IMC = peso (kilogramos) / altura (metros)

El resultado de esta operación debe encontrarse entre 18,50 y 24,99 para considerar que nos encontramos en un estado saludable o «normal», y donde se espera que todas las personas nos encontremos. ¿Y si no te encuentras en este rango? No te preocupes, ya recibirás mensajes por todos lados para que te pongas las pilas y entrar en lo que se ha determinado como normal, aceptable, saludable, sano...

Pero… ¿hasta qué punto el índice de masa corporal es un buen indicador de nuestra salud? Vamos a rebobinar un poco.

El índice de masa corporal se origina a principios del siglo XIX. En la década de 1830, el astrónomo, estadista y sociólogo belga Adolphe Quetelet (¡ojo, ni médico, ni biólogo!) quiso probar si las leyes matemáticas de la probabilidad se podían aplicar a los seres humanos. Se trata de una ley que permitía predecir la probabilidad de un fenómeno a partir de observaciones repetidas y su ámbito de aplicación era la astronomía. Quetelet recogió datos de varios reclutas del ejército francés y escocés —es decir, hombres, adultos, blancos, europeos— entre los cuales se incluían el peso y la altura. A partir de los pesos creó una gráfica de distribución donde se los diferentes pesos se situarían en el eje X y el número de reclutas con este peso estaría en el eje Y, tal y como veríamos en el gráfico siguiente.

Créditos: CC-BY-SA 3.0

A partir de aquí lo comparó con las alturas y se fijó en que el peso de los reclutas que se encontraban en el centro (es decir, donde estaban la mayoría) era proporcional a su altura al cuadrado. Fue entonces cuando razonó que este debía ser el peso ideal y creó la famosa fórmula (en su momento, llamado índice de Quetelet).

Así, el índice de masa corporal fue ideado por un estadista sin formación médica ni la intención de crear una fórmula para clasificar el estado de salud de las personas. De hecho, la fórmula quedó olvidada hasta que, muchos años después, en el siglo XX, las aseguradoras se apropiaron de este concepto, ya que querían una herramienta fácil y rápida para catalogar a los pacientes y asignarles una cuota u otra. A partir de aquí, la medicina fue incorporando esta fórmula, que acabó convirtiéndose en un método universal para determinar si un cuerpo estaba sano o no.
- - -
■ Tarea 1: Transcribe el fragmento del texto sobre el índice de masa corporal que empieza con "El resultado de" y continúa hasta "aceptable, saludable, sano...".
■ Tarea 2: Según el texto sobre el índice de masa corporal, ¿qué profesiones tenía Adolphe Quetelet?
■ Tarea 3: Prolonga el texto sobre el índice de masa corporal a partir de su última oración.
- - -
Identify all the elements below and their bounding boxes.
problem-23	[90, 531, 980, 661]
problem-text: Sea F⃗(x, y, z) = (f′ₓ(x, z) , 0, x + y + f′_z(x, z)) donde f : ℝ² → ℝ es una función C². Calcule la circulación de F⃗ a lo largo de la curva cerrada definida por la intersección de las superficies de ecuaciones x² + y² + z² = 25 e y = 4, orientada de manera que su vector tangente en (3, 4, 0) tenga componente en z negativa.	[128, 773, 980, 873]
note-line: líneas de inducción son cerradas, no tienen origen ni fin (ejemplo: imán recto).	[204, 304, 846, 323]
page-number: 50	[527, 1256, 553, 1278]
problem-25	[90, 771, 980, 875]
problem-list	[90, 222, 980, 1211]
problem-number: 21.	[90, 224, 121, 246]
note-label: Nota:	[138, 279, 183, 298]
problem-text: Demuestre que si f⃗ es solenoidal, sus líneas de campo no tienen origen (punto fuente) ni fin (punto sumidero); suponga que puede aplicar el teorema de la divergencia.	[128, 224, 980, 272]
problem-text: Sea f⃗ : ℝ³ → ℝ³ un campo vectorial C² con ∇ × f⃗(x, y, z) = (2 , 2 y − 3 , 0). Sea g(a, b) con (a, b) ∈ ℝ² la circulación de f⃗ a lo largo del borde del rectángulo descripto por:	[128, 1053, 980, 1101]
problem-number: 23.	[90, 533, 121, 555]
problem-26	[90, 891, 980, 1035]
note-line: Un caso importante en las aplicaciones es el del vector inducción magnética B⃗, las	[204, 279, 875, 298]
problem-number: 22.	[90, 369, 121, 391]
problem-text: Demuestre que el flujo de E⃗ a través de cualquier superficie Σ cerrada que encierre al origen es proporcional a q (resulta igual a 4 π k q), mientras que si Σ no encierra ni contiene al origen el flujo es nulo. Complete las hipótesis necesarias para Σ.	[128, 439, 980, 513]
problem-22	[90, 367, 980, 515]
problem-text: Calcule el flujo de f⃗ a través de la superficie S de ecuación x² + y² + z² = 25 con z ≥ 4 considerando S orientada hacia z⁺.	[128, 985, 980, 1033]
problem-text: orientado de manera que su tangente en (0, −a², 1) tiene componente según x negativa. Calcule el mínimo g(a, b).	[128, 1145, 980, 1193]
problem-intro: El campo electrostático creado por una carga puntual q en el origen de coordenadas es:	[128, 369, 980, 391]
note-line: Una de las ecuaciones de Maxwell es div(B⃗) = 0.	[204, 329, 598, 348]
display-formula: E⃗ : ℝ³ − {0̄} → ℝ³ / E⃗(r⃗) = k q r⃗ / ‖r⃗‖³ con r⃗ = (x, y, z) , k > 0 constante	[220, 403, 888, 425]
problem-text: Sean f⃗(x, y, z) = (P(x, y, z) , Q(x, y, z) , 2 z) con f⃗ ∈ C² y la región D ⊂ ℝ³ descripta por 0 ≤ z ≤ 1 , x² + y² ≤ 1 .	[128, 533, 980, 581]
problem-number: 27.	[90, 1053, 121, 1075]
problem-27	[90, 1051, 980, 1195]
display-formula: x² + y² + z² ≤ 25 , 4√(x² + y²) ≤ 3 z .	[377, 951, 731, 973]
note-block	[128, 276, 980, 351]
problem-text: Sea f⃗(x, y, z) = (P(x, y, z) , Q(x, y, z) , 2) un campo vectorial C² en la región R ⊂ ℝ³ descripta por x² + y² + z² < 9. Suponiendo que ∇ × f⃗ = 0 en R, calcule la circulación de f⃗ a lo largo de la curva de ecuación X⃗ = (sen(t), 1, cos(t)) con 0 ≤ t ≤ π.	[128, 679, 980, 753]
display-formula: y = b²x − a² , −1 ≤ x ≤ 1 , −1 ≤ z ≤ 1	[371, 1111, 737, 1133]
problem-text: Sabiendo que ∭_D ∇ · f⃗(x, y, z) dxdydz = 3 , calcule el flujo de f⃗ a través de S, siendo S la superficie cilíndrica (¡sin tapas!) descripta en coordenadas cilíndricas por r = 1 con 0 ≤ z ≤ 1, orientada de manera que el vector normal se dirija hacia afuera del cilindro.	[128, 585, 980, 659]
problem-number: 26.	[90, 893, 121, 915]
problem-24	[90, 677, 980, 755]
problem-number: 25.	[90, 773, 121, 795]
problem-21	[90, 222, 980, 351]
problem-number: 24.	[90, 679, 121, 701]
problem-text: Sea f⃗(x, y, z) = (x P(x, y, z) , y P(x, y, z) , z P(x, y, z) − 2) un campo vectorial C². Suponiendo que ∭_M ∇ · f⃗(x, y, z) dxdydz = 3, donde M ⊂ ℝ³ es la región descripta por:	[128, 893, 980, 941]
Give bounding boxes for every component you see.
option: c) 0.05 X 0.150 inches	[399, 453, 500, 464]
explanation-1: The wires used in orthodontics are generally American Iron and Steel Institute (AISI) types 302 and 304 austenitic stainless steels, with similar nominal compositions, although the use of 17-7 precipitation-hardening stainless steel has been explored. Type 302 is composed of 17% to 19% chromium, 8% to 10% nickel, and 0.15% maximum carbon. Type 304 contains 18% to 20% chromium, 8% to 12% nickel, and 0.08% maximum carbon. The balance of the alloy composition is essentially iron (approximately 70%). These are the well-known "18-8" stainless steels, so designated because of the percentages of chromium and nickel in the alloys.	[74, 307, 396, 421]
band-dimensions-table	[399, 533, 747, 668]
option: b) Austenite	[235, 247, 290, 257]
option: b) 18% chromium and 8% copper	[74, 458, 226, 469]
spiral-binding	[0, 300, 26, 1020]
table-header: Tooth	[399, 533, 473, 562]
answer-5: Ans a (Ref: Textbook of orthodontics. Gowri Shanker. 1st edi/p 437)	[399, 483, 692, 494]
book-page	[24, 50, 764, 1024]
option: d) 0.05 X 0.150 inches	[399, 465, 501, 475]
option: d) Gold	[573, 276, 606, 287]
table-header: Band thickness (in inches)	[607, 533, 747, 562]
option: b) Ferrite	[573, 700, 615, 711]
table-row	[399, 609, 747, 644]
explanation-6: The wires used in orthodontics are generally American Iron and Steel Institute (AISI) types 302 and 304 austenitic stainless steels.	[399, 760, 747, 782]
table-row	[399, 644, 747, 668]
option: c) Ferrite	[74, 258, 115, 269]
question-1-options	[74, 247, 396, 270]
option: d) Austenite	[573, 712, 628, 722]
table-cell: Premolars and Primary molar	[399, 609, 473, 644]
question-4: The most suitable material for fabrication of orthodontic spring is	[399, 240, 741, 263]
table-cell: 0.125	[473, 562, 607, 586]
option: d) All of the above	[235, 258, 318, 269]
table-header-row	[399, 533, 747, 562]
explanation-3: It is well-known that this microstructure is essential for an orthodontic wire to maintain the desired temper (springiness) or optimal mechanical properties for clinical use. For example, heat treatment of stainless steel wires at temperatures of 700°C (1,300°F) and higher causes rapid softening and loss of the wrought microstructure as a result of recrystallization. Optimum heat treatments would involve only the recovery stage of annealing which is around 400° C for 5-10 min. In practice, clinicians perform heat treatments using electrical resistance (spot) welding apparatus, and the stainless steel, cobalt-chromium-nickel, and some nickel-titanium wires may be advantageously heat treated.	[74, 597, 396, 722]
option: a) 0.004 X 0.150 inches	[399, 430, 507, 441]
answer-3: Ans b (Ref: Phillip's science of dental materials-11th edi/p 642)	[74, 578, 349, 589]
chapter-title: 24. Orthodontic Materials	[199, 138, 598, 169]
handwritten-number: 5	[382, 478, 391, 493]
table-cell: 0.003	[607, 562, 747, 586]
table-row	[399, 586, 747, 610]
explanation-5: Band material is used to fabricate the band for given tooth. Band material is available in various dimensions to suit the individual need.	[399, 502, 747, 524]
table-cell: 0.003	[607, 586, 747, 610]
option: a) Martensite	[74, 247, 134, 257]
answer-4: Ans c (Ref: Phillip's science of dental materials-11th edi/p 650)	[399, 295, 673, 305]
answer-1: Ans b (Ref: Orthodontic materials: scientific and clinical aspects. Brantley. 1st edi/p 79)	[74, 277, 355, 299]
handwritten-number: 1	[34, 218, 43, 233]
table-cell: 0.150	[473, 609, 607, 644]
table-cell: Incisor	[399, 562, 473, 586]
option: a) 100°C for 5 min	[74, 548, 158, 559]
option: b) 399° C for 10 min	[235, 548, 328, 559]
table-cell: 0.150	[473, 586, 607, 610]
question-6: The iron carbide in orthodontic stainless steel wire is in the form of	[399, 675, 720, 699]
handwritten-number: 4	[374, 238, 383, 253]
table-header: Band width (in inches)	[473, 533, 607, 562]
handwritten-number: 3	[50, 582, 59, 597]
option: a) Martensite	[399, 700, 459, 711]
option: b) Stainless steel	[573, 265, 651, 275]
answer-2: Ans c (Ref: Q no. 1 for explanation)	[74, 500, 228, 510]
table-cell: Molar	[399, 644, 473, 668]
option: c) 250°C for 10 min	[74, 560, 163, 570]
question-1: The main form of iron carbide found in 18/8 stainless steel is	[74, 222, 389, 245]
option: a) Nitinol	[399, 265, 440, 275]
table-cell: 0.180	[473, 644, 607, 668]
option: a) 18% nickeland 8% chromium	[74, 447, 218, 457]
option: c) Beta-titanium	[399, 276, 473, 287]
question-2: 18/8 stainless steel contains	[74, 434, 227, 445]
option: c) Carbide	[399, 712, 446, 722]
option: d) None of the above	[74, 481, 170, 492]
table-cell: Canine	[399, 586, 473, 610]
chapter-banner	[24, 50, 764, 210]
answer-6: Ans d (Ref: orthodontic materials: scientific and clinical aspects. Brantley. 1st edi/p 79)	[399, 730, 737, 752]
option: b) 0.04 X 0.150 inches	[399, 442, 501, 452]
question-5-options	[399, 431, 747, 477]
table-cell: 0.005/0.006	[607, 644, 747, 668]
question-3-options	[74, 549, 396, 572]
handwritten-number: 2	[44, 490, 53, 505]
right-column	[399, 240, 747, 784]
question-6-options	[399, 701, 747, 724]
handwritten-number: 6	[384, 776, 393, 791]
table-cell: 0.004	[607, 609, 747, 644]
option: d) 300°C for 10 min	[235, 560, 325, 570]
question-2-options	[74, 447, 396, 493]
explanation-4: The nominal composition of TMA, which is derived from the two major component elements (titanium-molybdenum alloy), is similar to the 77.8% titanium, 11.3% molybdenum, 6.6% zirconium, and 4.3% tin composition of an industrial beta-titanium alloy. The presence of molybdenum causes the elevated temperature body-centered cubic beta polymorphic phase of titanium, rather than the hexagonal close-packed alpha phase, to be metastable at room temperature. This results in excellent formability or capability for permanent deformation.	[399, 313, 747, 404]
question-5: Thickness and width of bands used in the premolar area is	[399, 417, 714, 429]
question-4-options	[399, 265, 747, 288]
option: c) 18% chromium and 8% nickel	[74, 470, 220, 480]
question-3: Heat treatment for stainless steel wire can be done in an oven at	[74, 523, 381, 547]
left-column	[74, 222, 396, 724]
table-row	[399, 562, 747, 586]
- - -
■ Respuesta del ejercicio 1:
El resultado de esta operación debe encontrarse entre 18,50 y 24,99 para considerar que nos encontramos en un estado saludable o «normal», y donde se espera que todas las personas nos encontremos. ¿Y si no te encuentras en este rango? No te preocupes, ya recibirás mensajes por todos lados para que te pongas las pilas y entrar en lo que se ha determinado como normal, aceptable, saludable, sano...

■ Respuesta del ejercicio 2: Era astrónomo, estadista y sociólogo.

■ Respuesta del ejercicio 3:
Resumiendo, el IMC se trata de una herramienta que no tiene una base científica, desarrollada por una persona que no tenía ni idea de medicina, y que se determinó a partir de una muestra claramente sesgada, pues no tenía en cuenta a las mujeres ni a personas no europeas ni a personas no blancas, etc.

Además, el IMC no distingue entre el porcentaje de peso que corresponde a la materia grasa y el que corresponde al músculo, ya que tiene en cuenta solo el peso total de la persona.

De hecho, como anécdota, se calcularon los IMC de los quarterbacks de la liga nacional de fútbol americano (NFL) y todos obtuvieron valores superiores a 25, e incluso alguno por encima de 30. Es bastante evidente que todos estos jugadores profesionales no tienen ni sobrepeso, ni mucho menos obesidad, ¿verdad?

Tampoco tiene en cuenta la distribución del peso en el propio cuerpo. Por ejemplo, no es lo mismo tener una tremenda barriga cervecera (que se asocia con un mayor riesgo de accidente cardiovascular) que tener esta grasa repartida de manera homogénea por todo el cuerpo.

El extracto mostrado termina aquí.